Celle qui concerne des faits présumés est simple et peut être repoussée par une preuve contraire; celle qui concerne des faits réputés est absolue et aucune preuve ne peut lui être opposée. »

[35]  Le défaut du locataire de s’adresser au T.A.L. pour contester l’avis de non-renouvellement fait en sorte qu’il est réputé de façon absolue avoir accepté la fin de son bail.

[36]  Lors du recours en éviction du locateur, celui-ci est alors dispensé de faire la preuve de la sous-location puisque le bail est réputé terminé. »[5]

[10]     Ainsi, l’avocat argue qu’en raison de la présomption irréfragable, le bail est résilié depuis le 30 septembre 2022 et, par conséquent, le locataire ne peut plus demander de déclarer l’avis invalide, pas plus qu’il ne peut demander une prolongation de délai en vertu de l’article 59 L.T.A.L.

[11]     De son côté, le procureur du locataire plaide que l’avis ne peut pas produire d’effet, puisqu’il n’est pas valide. Notamment, le procureur du locataire veut mettre en preuve que l’avis est inopposable au locataire car il n’a pas été rédigé dans la langue du bail, conformément à l’article 1898 C.c.Q. Il ajoute que l’avis a pour but d’évincer le locataire en cours de bail, ce qui rend également l’avis inopposable au locataire. Il argumente de plus que l’avis d’éviction porte à confusion, ne permettant pas au locataire de comprendre les conséquences de cet avis.

====================

**OBJECTIF ÉNONCÉ 1:**
Traduisez en anglais cette phrase du texte fourni : « De son côté, le procureur du locataire plaide que l'avis ne peut pas produire d'effet, puisqu'il n'est pas valide. »

**Enregistrements tirés d'une collection:**
====================

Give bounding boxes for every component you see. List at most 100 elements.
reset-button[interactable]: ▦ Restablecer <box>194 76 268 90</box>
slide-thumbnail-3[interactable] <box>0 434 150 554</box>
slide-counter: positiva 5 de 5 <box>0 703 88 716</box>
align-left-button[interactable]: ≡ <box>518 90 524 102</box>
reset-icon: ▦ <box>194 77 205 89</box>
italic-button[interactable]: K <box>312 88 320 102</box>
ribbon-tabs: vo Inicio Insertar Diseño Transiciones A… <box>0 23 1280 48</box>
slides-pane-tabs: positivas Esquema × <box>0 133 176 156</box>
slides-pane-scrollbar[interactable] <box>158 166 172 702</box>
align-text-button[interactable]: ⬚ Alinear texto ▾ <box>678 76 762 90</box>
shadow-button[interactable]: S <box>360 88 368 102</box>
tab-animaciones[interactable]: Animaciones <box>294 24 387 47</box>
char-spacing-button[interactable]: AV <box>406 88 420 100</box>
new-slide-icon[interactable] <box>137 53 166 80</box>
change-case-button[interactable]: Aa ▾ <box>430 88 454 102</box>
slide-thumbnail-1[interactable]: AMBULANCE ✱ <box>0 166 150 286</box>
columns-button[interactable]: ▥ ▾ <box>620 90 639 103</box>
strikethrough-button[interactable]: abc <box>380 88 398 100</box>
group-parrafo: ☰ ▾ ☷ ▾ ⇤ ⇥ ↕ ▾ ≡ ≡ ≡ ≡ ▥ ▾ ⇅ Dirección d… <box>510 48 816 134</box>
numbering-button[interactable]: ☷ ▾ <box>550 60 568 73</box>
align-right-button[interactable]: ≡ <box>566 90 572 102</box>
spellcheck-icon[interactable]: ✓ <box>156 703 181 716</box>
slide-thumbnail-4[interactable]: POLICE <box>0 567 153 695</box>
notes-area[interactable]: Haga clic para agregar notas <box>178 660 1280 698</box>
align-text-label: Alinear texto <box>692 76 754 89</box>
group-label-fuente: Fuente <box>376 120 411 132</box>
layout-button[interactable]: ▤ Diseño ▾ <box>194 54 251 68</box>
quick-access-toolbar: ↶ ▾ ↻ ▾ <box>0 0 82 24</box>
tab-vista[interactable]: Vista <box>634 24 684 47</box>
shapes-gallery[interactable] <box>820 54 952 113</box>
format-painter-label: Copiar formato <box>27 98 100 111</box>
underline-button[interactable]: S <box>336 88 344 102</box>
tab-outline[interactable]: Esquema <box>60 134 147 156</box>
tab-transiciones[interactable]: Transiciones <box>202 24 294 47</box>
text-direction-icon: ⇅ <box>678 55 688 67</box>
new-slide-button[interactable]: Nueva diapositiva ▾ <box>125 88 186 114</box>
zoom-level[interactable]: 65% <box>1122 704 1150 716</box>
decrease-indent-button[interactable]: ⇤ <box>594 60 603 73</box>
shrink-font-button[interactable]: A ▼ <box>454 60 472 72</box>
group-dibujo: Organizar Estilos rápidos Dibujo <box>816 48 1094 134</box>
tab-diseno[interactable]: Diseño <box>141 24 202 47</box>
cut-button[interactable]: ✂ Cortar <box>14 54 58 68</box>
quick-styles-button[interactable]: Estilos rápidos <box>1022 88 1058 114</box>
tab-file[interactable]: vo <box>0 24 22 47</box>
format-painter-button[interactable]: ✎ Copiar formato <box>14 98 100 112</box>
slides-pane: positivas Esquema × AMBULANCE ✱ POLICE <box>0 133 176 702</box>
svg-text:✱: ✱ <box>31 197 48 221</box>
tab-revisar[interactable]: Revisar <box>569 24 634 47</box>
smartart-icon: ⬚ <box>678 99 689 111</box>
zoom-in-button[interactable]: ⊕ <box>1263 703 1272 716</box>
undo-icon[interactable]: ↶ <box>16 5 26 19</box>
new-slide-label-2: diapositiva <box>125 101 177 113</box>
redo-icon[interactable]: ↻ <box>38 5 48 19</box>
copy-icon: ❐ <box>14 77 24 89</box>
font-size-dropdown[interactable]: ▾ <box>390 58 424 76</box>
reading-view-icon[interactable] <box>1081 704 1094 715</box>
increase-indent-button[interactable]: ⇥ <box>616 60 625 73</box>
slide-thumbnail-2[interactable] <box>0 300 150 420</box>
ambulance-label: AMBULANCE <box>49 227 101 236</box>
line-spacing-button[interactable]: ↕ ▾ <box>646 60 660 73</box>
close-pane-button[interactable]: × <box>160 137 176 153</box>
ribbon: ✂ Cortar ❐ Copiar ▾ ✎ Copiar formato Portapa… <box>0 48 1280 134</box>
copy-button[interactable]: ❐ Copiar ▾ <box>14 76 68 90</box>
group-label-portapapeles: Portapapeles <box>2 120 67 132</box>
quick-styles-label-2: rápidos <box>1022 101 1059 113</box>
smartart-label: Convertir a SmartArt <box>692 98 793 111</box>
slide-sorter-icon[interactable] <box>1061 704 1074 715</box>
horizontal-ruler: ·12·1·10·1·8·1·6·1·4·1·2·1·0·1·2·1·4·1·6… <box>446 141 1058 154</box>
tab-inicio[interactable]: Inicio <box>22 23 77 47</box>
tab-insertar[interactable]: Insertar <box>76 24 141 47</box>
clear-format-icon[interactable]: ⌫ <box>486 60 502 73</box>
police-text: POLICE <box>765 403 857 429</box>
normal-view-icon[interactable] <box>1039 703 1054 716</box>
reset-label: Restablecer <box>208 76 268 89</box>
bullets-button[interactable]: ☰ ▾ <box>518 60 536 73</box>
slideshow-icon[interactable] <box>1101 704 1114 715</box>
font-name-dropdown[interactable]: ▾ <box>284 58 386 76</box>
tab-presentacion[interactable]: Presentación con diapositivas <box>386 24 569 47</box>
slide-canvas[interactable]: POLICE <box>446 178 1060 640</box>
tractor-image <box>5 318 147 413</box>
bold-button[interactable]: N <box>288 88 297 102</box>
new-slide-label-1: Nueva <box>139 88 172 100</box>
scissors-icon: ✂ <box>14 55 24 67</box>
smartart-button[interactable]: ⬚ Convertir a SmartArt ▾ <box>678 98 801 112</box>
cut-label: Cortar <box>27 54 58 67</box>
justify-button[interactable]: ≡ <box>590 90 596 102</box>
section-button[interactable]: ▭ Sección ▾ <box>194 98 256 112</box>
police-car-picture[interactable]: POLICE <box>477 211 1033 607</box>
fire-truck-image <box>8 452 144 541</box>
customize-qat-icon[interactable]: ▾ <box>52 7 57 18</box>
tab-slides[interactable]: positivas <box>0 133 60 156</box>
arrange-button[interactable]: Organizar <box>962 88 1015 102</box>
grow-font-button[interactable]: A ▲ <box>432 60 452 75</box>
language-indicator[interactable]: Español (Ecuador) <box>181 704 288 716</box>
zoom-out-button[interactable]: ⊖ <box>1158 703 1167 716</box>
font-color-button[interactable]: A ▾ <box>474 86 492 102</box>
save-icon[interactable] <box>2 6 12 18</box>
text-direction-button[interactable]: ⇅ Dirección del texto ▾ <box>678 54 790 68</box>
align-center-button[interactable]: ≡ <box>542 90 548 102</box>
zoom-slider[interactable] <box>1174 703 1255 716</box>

====================

**OBJECTIF ÉNONCÉ 2:**
Veuillez transcrire tel quel le passage des enregistrements qui va de leur début jusqu'à la ligne contenant « slide-counter: positiva 5 », celle-ci comprise.

**SOLUTION 1:**
For his part, the tenant's counsel argues that the notice cannot take effect, since it is not valid.

**SOLUTION 2:**
Give bounding boxes for every component you see. List at most 100 elements.
reset-button[interactable]: ▦ Restablecer <box>194 76 268 90</box>
slide-thumbnail-3[interactable] <box>0 434 150 554</box>
slide-counter: positiva 5 de 5 <box>0 703 88 716</box>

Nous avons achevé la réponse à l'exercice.